Testo mostrato:

- - -

È un dato indubbiamente significativo anche se per molti aspetti si dovrebbe considerare un paradosso: secondo l’ACEA il nostro paese in questo momento rappresenta il picco assoluto di vendite per quanto riguarda le auto ibride ed elettriche: si parla di un considerevole +6.7% sulle auto nuove e immatricolate rispetto ai dati del 2018 per un totale di oltre 156mila vetture. Non poche. Un dato che per altro non fa che sottolineare e confermare quelli che sono stati i dati del mese di settembre quando si era registrato un altro considerevole aumento superiore al 13%. È un buon colpo di coda se si considera che nel 2019 i dati sono comunque leggermente in flessione rispetto allo scorso anno.

- - -

Righe del dataset:
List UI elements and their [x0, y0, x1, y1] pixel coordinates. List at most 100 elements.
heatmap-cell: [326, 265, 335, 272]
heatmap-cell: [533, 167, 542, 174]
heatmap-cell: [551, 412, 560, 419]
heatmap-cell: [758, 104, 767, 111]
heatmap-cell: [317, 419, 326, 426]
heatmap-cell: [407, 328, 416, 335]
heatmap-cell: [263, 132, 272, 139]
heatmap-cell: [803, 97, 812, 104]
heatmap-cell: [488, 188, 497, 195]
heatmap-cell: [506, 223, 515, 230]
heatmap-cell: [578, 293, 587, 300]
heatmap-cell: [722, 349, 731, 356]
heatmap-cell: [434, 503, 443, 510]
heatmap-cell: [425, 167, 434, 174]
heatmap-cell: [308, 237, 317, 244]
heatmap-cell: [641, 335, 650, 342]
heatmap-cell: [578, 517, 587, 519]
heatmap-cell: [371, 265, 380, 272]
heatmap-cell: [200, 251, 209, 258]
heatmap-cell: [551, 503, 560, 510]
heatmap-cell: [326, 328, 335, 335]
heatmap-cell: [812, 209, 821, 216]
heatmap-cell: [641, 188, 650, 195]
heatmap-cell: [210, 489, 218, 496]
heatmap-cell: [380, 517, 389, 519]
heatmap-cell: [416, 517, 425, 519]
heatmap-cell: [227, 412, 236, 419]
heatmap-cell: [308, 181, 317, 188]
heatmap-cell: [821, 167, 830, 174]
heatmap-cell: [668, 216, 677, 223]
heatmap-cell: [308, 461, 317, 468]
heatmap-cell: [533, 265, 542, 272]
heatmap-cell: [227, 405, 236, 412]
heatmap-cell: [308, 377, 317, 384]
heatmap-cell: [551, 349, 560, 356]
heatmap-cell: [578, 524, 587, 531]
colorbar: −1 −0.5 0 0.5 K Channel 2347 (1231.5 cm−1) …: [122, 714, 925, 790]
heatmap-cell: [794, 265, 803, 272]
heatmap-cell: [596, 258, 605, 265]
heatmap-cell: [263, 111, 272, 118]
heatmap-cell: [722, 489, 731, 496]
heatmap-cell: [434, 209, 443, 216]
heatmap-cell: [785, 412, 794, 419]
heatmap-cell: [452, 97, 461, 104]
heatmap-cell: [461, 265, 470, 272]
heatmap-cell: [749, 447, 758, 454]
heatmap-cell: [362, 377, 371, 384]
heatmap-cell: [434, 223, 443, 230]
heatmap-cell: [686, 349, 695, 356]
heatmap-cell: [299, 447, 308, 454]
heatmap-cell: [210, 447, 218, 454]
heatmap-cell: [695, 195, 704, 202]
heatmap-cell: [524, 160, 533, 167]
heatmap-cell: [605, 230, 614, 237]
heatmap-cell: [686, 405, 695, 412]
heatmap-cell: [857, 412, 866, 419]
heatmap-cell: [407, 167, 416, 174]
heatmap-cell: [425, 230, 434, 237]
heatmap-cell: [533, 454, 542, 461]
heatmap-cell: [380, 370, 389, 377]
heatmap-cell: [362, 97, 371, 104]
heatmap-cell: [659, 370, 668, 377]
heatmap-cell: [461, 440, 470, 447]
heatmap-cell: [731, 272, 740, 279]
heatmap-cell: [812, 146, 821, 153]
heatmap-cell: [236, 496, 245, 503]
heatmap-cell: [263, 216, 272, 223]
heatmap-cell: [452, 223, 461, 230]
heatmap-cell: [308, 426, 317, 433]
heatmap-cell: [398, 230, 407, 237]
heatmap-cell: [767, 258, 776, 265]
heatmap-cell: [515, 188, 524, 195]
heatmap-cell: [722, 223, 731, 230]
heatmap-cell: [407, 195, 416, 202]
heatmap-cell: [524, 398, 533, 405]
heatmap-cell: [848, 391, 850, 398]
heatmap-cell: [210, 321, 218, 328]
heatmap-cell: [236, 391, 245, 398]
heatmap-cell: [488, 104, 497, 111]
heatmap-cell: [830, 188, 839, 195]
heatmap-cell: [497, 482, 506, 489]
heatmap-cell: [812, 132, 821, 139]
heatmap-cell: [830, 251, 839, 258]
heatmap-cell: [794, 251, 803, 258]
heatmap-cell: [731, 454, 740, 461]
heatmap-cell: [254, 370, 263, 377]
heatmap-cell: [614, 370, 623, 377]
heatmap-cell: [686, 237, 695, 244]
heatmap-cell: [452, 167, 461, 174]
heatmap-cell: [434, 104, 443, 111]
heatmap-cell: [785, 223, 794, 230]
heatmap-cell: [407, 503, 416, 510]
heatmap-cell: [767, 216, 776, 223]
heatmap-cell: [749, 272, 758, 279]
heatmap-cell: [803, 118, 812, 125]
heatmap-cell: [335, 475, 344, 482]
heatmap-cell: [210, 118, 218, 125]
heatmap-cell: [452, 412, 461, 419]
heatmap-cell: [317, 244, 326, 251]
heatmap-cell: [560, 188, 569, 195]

- - -

Obiettivo del compito: Per favore, restituisci senza modifiche il passo del testo sulle vendite di auto ibride ed elettriche da "È un dato indubbiamente" a "allo scorso anno.".

Esercizio svolto:
È un dato indubbiamente significativo anche se per molti aspetti si dovrebbe considerare un paradosso: secondo l’ACEA il nostro paese in questo momento rappresenta il picco assoluto di vendite per quanto riguarda le auto ibride ed elettriche: si parla di un considerevole +6.7% sulle auto nuove e immatricolate rispetto ai dati del 2018 per un totale di oltre 156mila vetture. Non poche. Un dato che per altro non fa che sottolineare e confermare quelli che sono stati i dati del mese di settembre quando si era registrato un altro considerevole aumento superiore al 13%. È un buon colpo di coda se si considera che nel 2019 i dati sono comunque leggermente in flessione rispetto allo scorso anno.